REQUIRED ACTION 1:
Copy the passage of the Ryujinx progress report word for word, starting with "We’d like to reiterate" and going on through "current active desktop.".
REQUIRED ACTION 2:
Please explain, in one to three sentences, why the Ryujinx progress report says the old polling approach for adding sessions to a ServerBase drove up power consumption.
REQUIRED ACTION 3:
Summarize the Ryujinx progress report in two sentences.

DOCUMENT EXTRACT:
::::::::::

Moving away from all that graphical stuff, let’s talk multiplayer!

For those unaware while one upstreaming effort has been completed in the macOS changes, another was also started. Getting all the LDN functionality we’ve been working on over the last 3 years into our main releases has finally become a focus now that more time has opened up to work on the cleanup and reverse-engineering aspect of the service.

Last month we added support for the actual service implementation with the caveat that while a lot of the ‘Switch’-side stuff is now in place, we still need some way to make it useful. This is currently done in two ways in our LDN builds:

  1. Custom, over the internet, implementation over our own servers called “RyuLDN”. This allows Ryujinx users to connect to each other from around the world, but has the downsides of being limited to Ryujinx users only.
  2. Ldn_mitm is an alternative that transforms the functionality of any game that has LDN functionality, into one which has LAN functionality. This means that any real Switch with the ldn_mitm sysmodule can connect to any other equivalent Switch, and additionally to Ryujinx. The downside is that for this method to work, all systems must be on the same network, whether real or virtual.

As the second approach is ultimately simpler for the time being, it is the first to become available in our main releases.

A change which many users on integrated and lower power systems (or anyone who stares at their power usage instead of playing their games!) may enjoy, was an adjustment to how we signal for a session to be added to a given ServerBase. In the past, we we’re simply polling for 1ms which resulted in a fair amount of ‘fake’ CPU usage. While it was fake in that the thread would yield if any other task required it, what wasn’t fake was that it forced the thread into constant real use, inflating its presence when profiling, and causing large influences on power consumption.

By adjusting this logic to signal an event on session addition instead of polling, general CPU usage (especially when emulation is paused) sees considerable reductions. However, the real gains can be seen on battery-powered devices such as the Steam Deck. Mario Kart 8 Deluxe, while simply sitting on the character select screen, has its power consumption cut from 15.8W, all the way to 9.1W.

Peak the W value in the overlay

We’d like to reiterate that we do not expect this to have much influence on raw performance (as mentioned above the usage hog wasn’t ‘real’), but equal performance at a 42% reduction in wattage is certainly a win in our book. This won’t be the case in every game, but there are still further improvements to how we perform submillisecond waits that can be made in future.

As for some other quality of life features that were added this month, the long requested ability to add game shortcuts to your desktop via a simple click finally materialized. Right-click any title and look to the very bottom of the context menu, from there the desired game will have a shortcut of itself (complete with game icon) created on the current active desktop.

Windows
Linux
macOS

Secondly, aspect ratio can now be changed from the bottom bar if you use our Avalonia frontend. This allows hot swapping between them if, for whatever reason, 16:9 just isn’t cutting it mid-session, and you just need the game to be 4:3.

Last but certainly not least, the library we use to emulate most of the file system services - LibHac, was updated to version 0.19.0 and continues the trend of open-source developers hating naming anything version 1.x.x!

New version, new stuff. `IFileSystem.GetFileSystemAttribute’, a new filesystem service added in firmware 16.0.0 is now fully supported allowing newer titles such as Tiny Thor, Cassette Beats and DeepOne to head in-game.

DeepOne
Cassette Beasts
Tiny Thor

That last one clearly still needs a bit of work!

Closing Words

If you make it this far in these reports then you deserve a gold star, or a cookie, or something that more generally triggers dopamine.

We’d like to once again thank everyone who supports us every month on Patreon, contributes code to us on GitHub and those who help other users out with troubleshooting and bug reporting in our Discord! We couldn’t do it without you and with that, we hope to see you again next month.

::::::::::

INFORMATION GIVEN:
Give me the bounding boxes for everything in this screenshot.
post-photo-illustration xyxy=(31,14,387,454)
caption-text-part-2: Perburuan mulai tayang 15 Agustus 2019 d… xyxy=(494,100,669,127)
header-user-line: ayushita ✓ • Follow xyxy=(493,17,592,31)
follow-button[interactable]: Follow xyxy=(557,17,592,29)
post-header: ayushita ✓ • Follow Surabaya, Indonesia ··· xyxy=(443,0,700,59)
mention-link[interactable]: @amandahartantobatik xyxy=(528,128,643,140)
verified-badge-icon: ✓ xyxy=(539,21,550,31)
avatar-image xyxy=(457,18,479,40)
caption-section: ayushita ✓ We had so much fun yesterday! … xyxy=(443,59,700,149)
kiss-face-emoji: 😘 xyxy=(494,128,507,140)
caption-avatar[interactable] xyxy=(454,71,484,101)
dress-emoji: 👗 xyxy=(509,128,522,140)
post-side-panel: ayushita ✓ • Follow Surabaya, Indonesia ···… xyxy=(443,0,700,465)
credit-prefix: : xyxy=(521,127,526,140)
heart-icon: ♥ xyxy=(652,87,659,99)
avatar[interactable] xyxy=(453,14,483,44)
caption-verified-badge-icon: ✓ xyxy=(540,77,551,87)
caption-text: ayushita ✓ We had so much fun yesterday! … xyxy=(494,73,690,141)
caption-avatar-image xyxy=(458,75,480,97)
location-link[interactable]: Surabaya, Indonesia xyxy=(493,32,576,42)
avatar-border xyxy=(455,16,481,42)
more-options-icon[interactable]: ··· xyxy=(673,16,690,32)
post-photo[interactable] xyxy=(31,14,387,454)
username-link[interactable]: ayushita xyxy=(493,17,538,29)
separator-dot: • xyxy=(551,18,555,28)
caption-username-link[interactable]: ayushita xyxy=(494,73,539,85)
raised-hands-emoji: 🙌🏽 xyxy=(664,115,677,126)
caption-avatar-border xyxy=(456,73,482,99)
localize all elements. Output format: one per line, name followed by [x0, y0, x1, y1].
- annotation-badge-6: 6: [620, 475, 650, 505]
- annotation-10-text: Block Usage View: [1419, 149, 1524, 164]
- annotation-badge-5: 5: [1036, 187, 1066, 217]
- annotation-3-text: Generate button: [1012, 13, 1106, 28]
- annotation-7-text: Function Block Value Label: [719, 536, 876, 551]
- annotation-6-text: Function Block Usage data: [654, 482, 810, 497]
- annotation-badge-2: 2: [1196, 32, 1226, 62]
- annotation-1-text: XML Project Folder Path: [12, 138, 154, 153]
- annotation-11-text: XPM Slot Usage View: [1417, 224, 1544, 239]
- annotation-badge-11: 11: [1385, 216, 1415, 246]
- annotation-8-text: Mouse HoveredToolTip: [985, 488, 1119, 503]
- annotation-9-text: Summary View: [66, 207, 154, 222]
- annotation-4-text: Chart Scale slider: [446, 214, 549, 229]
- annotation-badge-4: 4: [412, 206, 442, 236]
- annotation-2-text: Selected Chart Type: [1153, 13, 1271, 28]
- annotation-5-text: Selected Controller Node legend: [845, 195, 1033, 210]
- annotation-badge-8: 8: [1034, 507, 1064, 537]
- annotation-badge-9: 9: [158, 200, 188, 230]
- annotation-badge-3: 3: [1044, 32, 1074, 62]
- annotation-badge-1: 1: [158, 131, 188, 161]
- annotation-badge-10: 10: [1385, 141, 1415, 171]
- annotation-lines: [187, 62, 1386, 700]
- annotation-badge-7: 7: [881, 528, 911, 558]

::::::::::

PROBLEM SOLUTION 1:
We’d like to reiterate that we do not expect this to have much influence on raw performance (as mentioned above the usage hog wasn’t ‘real’), but equal performance at a 42% reduction in wattage is certainly a win in our book. This won’t be the case in every game, but there are still further improvements to how we perform submillisecond waits that can be made in future.

As for some other quality of life features that were added this month, the long requested ability to add game shortcuts to your desktop via a simple click finally materialized. Right-click any title and look to the very bottom of the context menu, from there the desired game will have a shortcut of itself (complete with game icon) created on the current active desktop.

PROBLEM SOLUTION 2:
The old approach polled for 1ms, which produced "fake" CPU usage: the thread would yield if another task needed it, but it was still forced into constant real use. That inflated the thread's presence when profiling and had a large influence on power consumption.

PROBLEM SOLUTION 3:
Ryujinx has begun moving its LDN multiplayer work into main releases, starting with the simpler ldn_mitm approach, which lets Ryujinx connect with Switches running the ldn_mitm sysmodule on the same network. The report also describes a switch from polling to event signaling that reduces CPU usage and power draw, along with desktop game shortcuts, aspect ratio changes from the Avalonia bottom bar, and a LibHac update to 0.19.0 that lets newer titles get in-game.